Stored data entries:
****
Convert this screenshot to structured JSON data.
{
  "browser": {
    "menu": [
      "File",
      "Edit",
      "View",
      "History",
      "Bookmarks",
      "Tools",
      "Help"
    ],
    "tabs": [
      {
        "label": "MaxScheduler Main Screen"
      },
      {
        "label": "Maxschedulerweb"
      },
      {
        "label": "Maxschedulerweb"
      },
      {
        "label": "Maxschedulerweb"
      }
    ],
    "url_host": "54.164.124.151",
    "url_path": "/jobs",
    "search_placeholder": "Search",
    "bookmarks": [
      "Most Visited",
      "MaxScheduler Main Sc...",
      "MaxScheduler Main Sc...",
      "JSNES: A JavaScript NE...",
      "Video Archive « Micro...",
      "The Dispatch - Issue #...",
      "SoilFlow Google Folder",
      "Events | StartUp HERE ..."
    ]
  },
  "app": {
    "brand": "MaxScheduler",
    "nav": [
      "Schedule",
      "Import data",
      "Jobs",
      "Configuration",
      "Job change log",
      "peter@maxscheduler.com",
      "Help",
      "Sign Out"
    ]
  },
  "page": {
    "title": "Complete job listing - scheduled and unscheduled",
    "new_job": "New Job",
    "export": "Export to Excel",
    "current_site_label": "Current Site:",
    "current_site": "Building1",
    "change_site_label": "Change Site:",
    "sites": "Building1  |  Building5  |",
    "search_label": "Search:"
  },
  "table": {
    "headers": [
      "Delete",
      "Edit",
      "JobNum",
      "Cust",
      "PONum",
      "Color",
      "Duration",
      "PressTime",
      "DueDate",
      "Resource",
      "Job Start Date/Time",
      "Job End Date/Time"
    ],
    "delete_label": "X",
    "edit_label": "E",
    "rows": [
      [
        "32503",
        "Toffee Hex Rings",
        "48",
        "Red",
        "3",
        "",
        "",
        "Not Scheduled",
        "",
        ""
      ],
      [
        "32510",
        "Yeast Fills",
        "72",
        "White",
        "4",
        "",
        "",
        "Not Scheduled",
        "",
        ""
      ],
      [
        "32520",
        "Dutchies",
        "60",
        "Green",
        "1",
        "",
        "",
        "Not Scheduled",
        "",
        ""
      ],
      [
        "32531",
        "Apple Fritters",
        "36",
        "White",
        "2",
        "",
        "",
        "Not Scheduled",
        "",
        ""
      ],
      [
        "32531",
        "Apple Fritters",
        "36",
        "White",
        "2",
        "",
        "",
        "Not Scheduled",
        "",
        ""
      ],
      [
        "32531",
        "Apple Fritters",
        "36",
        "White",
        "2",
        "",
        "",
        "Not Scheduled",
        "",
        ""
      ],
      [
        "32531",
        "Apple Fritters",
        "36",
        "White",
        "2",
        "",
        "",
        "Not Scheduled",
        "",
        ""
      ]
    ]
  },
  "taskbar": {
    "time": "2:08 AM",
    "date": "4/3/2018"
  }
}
****
◆ Written problem
Copy all the records above precisely.

◆ Full answer
Convert this screenshot to structured JSON data.
{
  "browser": {
    "menu": [
      "File",
      "Edit",
      "View",
      "History",
      "Bookmarks",
      "Tools",
      "Help"
    ],
    "tabs": [
      {
        "label": "MaxScheduler Main Screen"
      },
      {
        "label": "Maxschedulerweb"
      },
      {
        "label": "Maxschedulerweb"
      },
      {
        "label": "Maxschedulerweb"
      }
    ],
    "url_host": "54.164.124.151",
    "url_path": "/jobs",
    "search_placeholder": "Search",
    "bookmarks": [
      "Most Visited",
      "MaxScheduler Main Sc...",
      "MaxScheduler Main Sc...",
      "JSNES: A JavaScript NE...",
      "Video Archive « Micro...",
      "The Dispatch - Issue #...",
      "SoilFlow Google Folder",
      "Events | StartUp HERE ..."
    ]
  },
  "app": {
    "brand": "MaxScheduler",
    "nav": [
      "Schedule",
      "Import data",
      "Jobs",
      "Configuration",
      "Job change log",
      "peter@maxscheduler.com",
      "Help",
      "Sign Out"
    ]
  },
  "page": {
    "title": "Complete job listing - scheduled and unscheduled",
    "new_job": "New Job",
    "export": "Export to Excel",
    "current_site_label": "Current Site:",
    "current_site": "Building1",
    "change_site_label": "Change Site:",
    "sites": "Building1  |  Building5  |",
    "search_label": "Search:"
  },
  "table": {
    "headers": [
      "Delete",
      "Edit",
      "JobNum",
      "Cust",
      "PONum",
      "Color",
      "Duration",
      "PressTime",
      "DueDate",
      "Resource",
      "Job Start Date/Time",
      "Job End Date/Time"
    ],
    "delete_label": "X",
    "edit_label": "E",
    "rows": [
      [
        "32503",
        "Toffee Hex Rings",
        "48",
        "Red",
        "3",
        "",
        "",
        "Not Scheduled",
        "",
        ""
      ],
      [
        "32510",
        "Yeast Fills",
        "72",
        "White",
        "4",
        "",
        "",
        "Not Scheduled",
        "",
        ""
      ],
      [
        "32520",
        "Dutchies",
        "60",
        "Green",
        "1",
        "",
        "",
        "Not Scheduled",
        "",
        ""
      ],
      [
        "32531",
        "Apple Fritters",
        "36",
        "White",
        "2",
        "",
        "",
        "Not Scheduled",
        "",
        ""
      ],
      [
        "32531",
        "Apple Fritters",
        "36",
        "White",
        "2",
        "",
        "",
        "Not Scheduled",
        "",
        ""
      ],
      [
        "32531",
        "Apple Fritters",
        "36",
        "White",
        "2",
        "",
        "",
        "Not Scheduled",
        "",
        ""
      ],
      [
        "32531",
        "Apple Fritters",
        "36",
        "White",
        "2",
        "",
        "",
        "Not Scheduled",
        "",
        ""
      ]
    ]
  },
  "taskbar": {
    "time": "2:08 AM",
    "date": "4/3/2018"
  }
}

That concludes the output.